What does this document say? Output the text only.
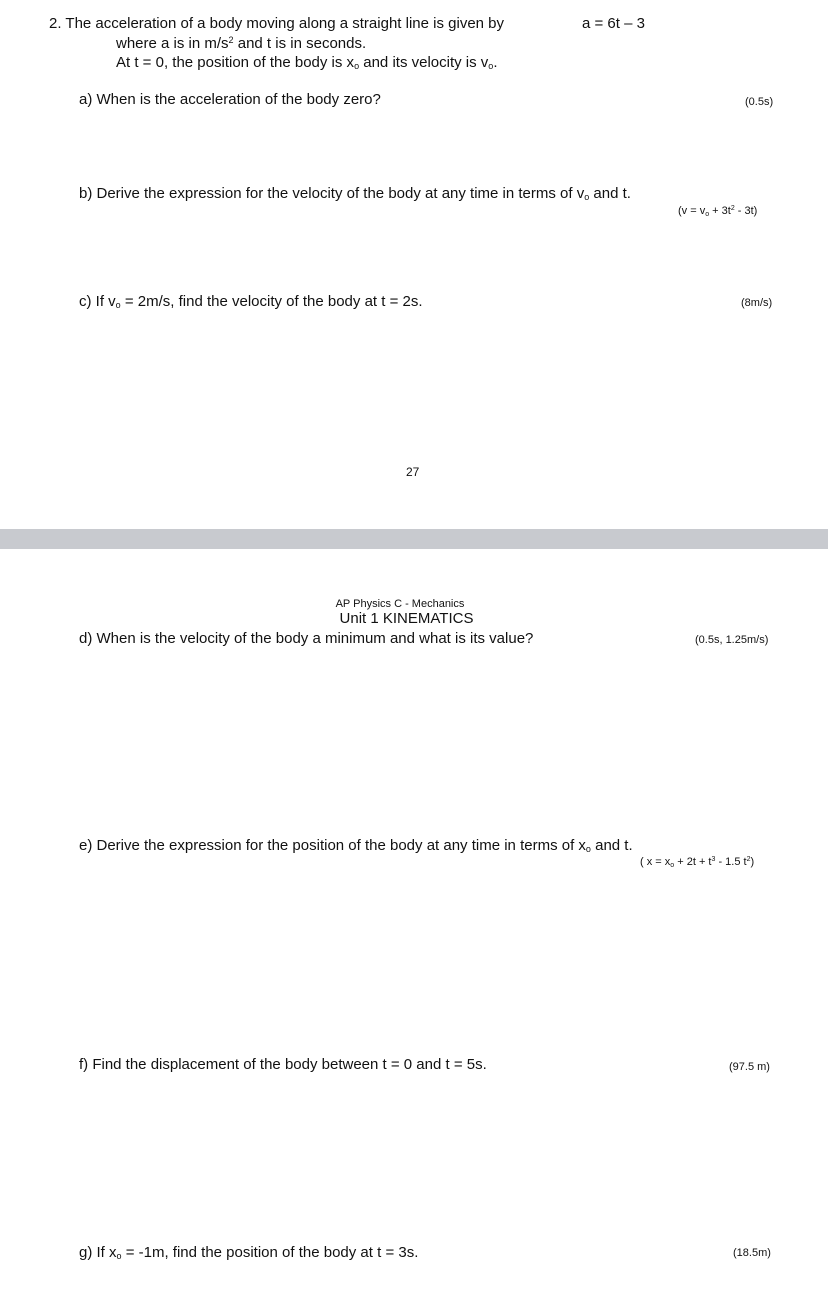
2. The acceleration of a body moving along a straight line is given by	a = 6t – 3
where a is in $m/s^2$ and t is in seconds.
At t = 0, the position of the body is $x_o$ and its velocity is $v_o$.
a) When is the acceleration of the body zero?	(0.5s)
b) Derive the expression for the velocity of the body at any time in terms of $v_o$ and t.
$(v = v_o + 3t^2 - 3t)$
c) If $v_o = 2m/s$, find the velocity of the body at t = 2s.	(8m/s)
27
AP Physics C - Mechanics
Unit 1 KINEMATICS
d) When is the velocity of the body a minimum and what is its value?	(0.5s, 1.25m/s)
e) Derive the expression for the position of the body at any time in terms of $x_o$ and t.
( $x = x_o + 2t + t^3 - 1.5$ $t^2$)
f) Find the displacement of the body between t = 0 and t = 5s.	(97.5 m)
g) If $x_o = -1m$, find the position of the body at t = 3s.	(18.5m)
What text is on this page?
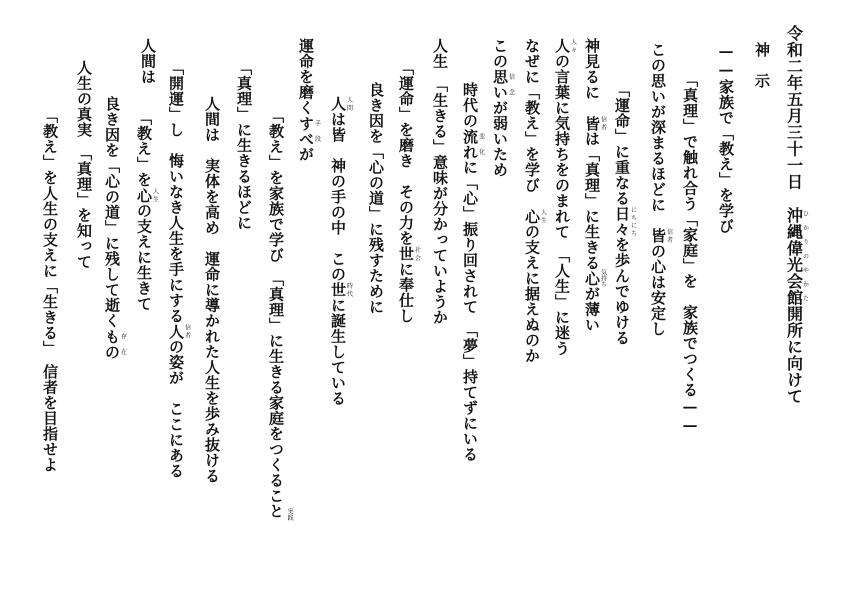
令和二年五月三十一日　沖縄偉光会館ひかりのやかた開所に向けて
神　示
——家族で「教え」を学び
「真理」で触れ合う「家庭」を　家族でつくる——
この思いが深まるほどに　皆信者の心は安定し
「運命」に重なる日々にちにちを歩んでゆける
神見るに　皆信者は「真理」に生きる心気持ちが薄い
人人々の言葉に気持ちをのまれて　「人生」に迷う
なぜに「教え」を学び　心人生の支えに据えぬのか
この思い信念が弱いため
時代の流れ変化に「心」振り回されて　「夢」持てずにいる
人生　「生きる」意味が分かっていようか
「運命」を磨き　その力を世社会に奉仕し
良き因を「心の道」に残すために
人人間は皆　神の手の中　この世時代に誕生している
運命を磨くすべ手段が
「教え」を家族で学び　「真理」に生きる家庭をつくること 実践
「真理」に生きるほどに
人間は　実体を高め　運命に導かれた人生を歩み抜ける
「開運」し　悔いなき人生を手にする人信者の姿が　ここにある
人間は
「教え」を心人生の支えに生きて
良き因を「心の道」に残して逝くもの存在
人生の真実　「真理」を知って
「教え」を人生の支えに「生きる」　信者を目指せよ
============
= Directions =
Leave out the pictures and retype every line above exactly.

= Exercise response =
What does this document say? Output the text only.
2. The acceleration of a body moving along a straight line is given by	a = 6t – 3
where a is in $m/s^2$ and t is in seconds.
At t = 0, the position of the body is $x_o$ and its velocity is $v_o$.
a) When is the acceleration of the body zero?	(0.5s)
b) Derive the expression for the velocity of the body at any time in terms of $v_o$ and t.
$(v = v_o + 3t^2 - 3t)$
c) If $v_o = 2m/s$, find the velocity of the body at t = 2s.	(8m/s)
27
AP Physics C - Mechanics
Unit 1 KINEMATICS
d) When is the velocity of the body a minimum and what is its value?	(0.5s, 1.25m/s)
e) Derive the expression for the position of the body at any time in terms of $x_o$ and t.
( $x = x_o + 2t + t^3 - 1.5$ $t^2$)
f) Find the displacement of the body between t = 0 and t = 5s.	(97.5 m)
g) If $x_o = -1m$, find the position of the body at t = 3s.	(18.5m)
What text is on this page?
令和二年五月三十一日　沖縄偉光会館ひかりのやかた開所に向けて
神　示
——家族で「教え」を学び
「真理」で触れ合う「家庭」を　家族でつくる——
この思いが深まるほどに　皆信者の心は安定し
「運命」に重なる日々にちにちを歩んでゆける
神見るに　皆信者は「真理」に生きる心気持ちが薄い
人人々の言葉に気持ちをのまれて　「人生」に迷う
なぜに「教え」を学び　心人生の支えに据えぬのか
この思い信念が弱いため
時代の流れ変化に「心」振り回されて　「夢」持てずにいる
人生　「生きる」意味が分かっていようか
「運命」を磨き　その力を世社会に奉仕し
良き因を「心の道」に残すために
人人間は皆　神の手の中　この世時代に誕生している
運命を磨くすべ手段が
「教え」を家族で学び　「真理」に生きる家庭をつくること 実践
「真理」に生きるほどに
人間は　実体を高め　運命に導かれた人生を歩み抜ける
「開運」し　悔いなき人生を手にする人信者の姿が　ここにある
人間は
「教え」を心人生の支えに生きて
良き因を「心の道」に残して逝くもの存在
人生の真実　「真理」を知って
「教え」を人生の支えに「生きる」　信者を目指せよ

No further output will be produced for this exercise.